__INPUT RECORDS__:
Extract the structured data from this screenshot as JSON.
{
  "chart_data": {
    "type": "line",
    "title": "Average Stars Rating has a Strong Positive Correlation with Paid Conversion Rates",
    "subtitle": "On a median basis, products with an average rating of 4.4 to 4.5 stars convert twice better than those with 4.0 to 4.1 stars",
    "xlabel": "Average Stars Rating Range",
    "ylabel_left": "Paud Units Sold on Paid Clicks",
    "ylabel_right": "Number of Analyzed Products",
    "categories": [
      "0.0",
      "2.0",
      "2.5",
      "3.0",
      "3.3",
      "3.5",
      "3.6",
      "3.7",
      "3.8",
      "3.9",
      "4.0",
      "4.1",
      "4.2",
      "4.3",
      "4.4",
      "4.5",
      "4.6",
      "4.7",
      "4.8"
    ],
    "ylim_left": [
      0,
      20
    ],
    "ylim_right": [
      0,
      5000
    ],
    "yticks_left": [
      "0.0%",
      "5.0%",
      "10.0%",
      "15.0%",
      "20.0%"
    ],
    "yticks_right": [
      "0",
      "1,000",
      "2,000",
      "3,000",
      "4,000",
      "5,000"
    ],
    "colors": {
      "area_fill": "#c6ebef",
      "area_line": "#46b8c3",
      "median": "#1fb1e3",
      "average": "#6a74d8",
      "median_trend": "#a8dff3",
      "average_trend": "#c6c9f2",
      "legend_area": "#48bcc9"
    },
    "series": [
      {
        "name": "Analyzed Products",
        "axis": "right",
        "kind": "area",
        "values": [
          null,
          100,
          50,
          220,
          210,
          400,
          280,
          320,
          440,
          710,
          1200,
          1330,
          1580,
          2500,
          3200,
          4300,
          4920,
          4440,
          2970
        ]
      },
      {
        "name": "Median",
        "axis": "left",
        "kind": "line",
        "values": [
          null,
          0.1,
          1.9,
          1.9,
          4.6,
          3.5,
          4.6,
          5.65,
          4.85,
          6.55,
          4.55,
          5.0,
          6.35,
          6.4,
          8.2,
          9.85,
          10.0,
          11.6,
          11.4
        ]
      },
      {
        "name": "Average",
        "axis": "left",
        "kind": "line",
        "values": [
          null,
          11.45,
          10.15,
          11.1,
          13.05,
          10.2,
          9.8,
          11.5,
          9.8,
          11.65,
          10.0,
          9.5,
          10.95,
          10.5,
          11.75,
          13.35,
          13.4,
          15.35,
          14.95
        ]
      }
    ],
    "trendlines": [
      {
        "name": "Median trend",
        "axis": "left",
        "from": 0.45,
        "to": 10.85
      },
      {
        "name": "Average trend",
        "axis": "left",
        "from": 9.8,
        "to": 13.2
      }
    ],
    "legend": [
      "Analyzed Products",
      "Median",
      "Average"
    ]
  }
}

__TO DO__: Your task is to transcribe the listing above in full, exactly as given.

__WRITTEN RESPONSE__:
Extract the structured data from this screenshot as JSON.
{
  "chart_data": {
    "type": "line",
    "title": "Average Stars Rating has a Strong Positive Correlation with Paid Conversion Rates",
    "subtitle": "On a median basis, products with an average rating of 4.4 to 4.5 stars convert twice better than those with 4.0 to 4.1 stars",
    "xlabel": "Average Stars Rating Range",
    "ylabel_left": "Paud Units Sold on Paid Clicks",
    "ylabel_right": "Number of Analyzed Products",
    "categories": [
      "0.0",
      "2.0",
      "2.5",
      "3.0",
      "3.3",
      "3.5",
      "3.6",
      "3.7",
      "3.8",
      "3.9",
      "4.0",
      "4.1",
      "4.2",
      "4.3",
      "4.4",
      "4.5",
      "4.6",
      "4.7",
      "4.8"
    ],
    "ylim_left": [
      0,
      20
    ],
    "ylim_right": [
      0,
      5000
    ],
    "yticks_left": [
      "0.0%",
      "5.0%",
      "10.0%",
      "15.0%",
      "20.0%"
    ],
    "yticks_right": [
      "0",
      "1,000",
      "2,000",
      "3,000",
      "4,000",
      "5,000"
    ],
    "colors": {
      "area_fill": "#c6ebef",
      "area_line": "#46b8c3",
      "median": "#1fb1e3",
      "average": "#6a74d8",
      "median_trend": "#a8dff3",
      "average_trend": "#c6c9f2",
      "legend_area": "#48bcc9"
    },
    "series": [
      {
        "name": "Analyzed Products",
        "axis": "right",
        "kind": "area",
        "values": [
          null,
          100,
          50,
          220,
          210,
          400,
          280,
          320,
          440,
          710,
          1200,
          1330,
          1580,
          2500,
          3200,
          4300,
          4920,
          4440,
          2970
        ]
      },
      {
        "name": "Median",
        "axis": "left",
        "kind": "line",
        "values": [
          null,
          0.1,
          1.9,
          1.9,
          4.6,
          3.5,
          4.6,
          5.65,
          4.85,
          6.55,
          4.55,
          5.0,
          6.35,
          6.4,
          8.2,
          9.85,
          10.0,
          11.6,
          11.4
        ]
      },
      {
        "name": "Average",
        "axis": "left",
        "kind": "line",
        "values": [
          null,
          11.45,
          10.15,
          11.1,
          13.05,
          10.2,
          9.8,
          11.5,
          9.8,
          11.65,
          10.0,
          9.5,
          10.95,
          10.5,
          11.75,
          13.35,
          13.4,
          15.35,
          14.95
        ]
      }
    ],
    "trendlines": [
      {
        "name": "Median trend",
        "axis": "left",
        "from": 0.45,
        "to": 10.85
      },
      {
        "name": "Average trend",
        "axis": "left",
        "from": 9.8,
        "to": 13.2
      }
    ],
    "legend": [
      "Analyzed Products",
      "Median",
      "Average"
    ]
  }
}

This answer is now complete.